[Dataset listings of figures]

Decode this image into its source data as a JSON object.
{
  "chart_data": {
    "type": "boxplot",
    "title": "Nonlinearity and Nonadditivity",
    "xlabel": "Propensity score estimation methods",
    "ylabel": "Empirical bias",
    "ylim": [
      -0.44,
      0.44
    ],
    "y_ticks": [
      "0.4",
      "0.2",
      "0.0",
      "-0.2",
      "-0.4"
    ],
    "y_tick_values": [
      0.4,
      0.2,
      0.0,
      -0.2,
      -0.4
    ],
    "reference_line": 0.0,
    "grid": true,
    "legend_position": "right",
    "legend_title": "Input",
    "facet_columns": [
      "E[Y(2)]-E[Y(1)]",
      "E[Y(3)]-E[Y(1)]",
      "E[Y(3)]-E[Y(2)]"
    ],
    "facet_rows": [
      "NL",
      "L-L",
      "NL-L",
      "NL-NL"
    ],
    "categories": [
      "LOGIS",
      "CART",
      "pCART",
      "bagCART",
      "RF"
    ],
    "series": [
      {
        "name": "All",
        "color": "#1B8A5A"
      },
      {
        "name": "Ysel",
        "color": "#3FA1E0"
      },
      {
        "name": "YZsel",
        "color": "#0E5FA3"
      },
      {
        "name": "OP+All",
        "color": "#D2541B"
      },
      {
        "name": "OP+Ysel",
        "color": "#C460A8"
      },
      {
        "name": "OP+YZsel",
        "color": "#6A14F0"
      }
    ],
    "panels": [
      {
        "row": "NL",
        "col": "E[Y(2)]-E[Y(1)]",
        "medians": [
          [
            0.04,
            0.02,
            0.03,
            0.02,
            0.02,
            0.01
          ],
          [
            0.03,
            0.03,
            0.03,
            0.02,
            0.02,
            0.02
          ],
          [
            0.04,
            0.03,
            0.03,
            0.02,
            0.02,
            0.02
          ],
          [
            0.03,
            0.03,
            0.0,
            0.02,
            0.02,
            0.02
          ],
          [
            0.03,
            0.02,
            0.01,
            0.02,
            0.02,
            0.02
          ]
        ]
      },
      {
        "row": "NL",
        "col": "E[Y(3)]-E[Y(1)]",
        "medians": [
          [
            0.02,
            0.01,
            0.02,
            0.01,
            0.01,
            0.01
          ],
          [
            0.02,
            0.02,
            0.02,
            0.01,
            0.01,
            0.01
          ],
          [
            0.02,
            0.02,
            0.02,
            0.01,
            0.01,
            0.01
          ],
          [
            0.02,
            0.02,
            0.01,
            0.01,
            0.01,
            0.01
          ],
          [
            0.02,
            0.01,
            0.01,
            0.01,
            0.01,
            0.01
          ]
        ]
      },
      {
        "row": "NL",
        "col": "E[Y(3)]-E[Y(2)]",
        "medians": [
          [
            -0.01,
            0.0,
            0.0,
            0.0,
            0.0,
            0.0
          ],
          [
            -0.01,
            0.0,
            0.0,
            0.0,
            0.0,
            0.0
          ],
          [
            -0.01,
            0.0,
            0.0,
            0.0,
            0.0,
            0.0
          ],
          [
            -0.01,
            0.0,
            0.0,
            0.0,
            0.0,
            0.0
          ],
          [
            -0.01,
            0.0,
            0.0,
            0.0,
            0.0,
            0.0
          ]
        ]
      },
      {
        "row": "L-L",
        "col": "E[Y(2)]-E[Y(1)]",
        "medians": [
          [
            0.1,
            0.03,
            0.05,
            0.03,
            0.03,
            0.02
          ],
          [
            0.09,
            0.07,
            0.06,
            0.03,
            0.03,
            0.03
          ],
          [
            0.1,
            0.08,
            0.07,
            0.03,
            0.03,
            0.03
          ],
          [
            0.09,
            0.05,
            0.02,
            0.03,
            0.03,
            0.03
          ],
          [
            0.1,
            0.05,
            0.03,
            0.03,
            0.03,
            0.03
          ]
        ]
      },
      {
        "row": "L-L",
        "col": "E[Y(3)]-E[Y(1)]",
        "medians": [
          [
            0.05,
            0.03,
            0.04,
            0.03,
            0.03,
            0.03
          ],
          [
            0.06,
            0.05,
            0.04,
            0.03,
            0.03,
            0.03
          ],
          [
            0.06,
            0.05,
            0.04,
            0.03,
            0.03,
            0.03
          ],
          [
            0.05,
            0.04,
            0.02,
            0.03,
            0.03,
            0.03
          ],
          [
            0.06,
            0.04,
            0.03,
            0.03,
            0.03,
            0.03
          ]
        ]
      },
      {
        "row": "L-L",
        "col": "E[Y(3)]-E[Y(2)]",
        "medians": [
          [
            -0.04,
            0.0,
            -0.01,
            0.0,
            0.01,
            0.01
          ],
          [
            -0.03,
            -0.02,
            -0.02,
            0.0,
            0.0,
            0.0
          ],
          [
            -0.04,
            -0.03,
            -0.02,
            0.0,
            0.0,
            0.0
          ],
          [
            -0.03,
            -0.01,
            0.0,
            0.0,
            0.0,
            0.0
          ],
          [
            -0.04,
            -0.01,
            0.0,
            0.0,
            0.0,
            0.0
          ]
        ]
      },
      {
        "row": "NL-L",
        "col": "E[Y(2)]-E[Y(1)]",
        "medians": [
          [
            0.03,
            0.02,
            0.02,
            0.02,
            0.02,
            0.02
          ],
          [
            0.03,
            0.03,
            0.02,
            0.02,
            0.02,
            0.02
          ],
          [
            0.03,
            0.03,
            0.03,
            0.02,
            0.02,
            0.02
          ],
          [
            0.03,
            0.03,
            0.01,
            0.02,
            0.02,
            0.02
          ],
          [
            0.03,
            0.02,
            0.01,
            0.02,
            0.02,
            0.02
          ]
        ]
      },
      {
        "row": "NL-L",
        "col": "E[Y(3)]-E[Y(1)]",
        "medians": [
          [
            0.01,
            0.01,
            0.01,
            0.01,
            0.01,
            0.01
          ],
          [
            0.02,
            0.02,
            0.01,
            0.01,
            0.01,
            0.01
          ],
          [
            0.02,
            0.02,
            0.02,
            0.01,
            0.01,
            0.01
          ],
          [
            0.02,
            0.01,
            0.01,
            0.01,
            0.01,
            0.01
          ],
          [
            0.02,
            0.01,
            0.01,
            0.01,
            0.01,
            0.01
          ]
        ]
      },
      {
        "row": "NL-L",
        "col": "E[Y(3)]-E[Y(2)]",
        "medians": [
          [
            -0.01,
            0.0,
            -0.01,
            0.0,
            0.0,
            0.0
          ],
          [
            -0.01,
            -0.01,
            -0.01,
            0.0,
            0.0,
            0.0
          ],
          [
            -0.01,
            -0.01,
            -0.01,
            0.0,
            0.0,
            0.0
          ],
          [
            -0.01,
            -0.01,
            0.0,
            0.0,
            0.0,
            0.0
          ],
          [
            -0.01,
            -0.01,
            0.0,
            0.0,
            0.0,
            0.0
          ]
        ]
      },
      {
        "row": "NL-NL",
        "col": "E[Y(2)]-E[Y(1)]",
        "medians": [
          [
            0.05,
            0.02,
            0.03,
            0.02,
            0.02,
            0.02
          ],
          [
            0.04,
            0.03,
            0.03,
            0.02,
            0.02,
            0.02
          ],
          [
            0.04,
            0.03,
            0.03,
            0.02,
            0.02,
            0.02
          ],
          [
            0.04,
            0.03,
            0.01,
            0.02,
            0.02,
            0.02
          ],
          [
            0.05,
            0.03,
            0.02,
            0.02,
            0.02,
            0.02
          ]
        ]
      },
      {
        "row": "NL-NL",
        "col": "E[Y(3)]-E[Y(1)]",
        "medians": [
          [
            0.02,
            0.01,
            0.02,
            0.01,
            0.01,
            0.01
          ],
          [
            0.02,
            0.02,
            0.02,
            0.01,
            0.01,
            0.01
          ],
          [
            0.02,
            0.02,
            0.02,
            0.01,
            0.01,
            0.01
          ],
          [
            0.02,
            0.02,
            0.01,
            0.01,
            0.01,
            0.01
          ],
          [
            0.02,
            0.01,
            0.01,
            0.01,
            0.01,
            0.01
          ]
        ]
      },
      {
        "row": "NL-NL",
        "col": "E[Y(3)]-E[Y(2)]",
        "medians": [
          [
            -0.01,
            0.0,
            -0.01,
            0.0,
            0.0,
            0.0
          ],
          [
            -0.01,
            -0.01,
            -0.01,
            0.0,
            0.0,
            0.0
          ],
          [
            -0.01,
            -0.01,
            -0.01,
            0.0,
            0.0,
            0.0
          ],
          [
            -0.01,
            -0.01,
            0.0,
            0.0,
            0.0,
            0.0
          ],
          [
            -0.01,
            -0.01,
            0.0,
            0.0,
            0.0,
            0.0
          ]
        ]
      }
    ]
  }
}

- What you are asked to do -
Working from the entries above, return all lines that contain "name".

- The response -
        "name": "All",
        "name": "Ysel",
        "name": "YZsel",
        "name": "OP+All",
        "name": "OP+Ysel",
        "name": "OP+YZsel",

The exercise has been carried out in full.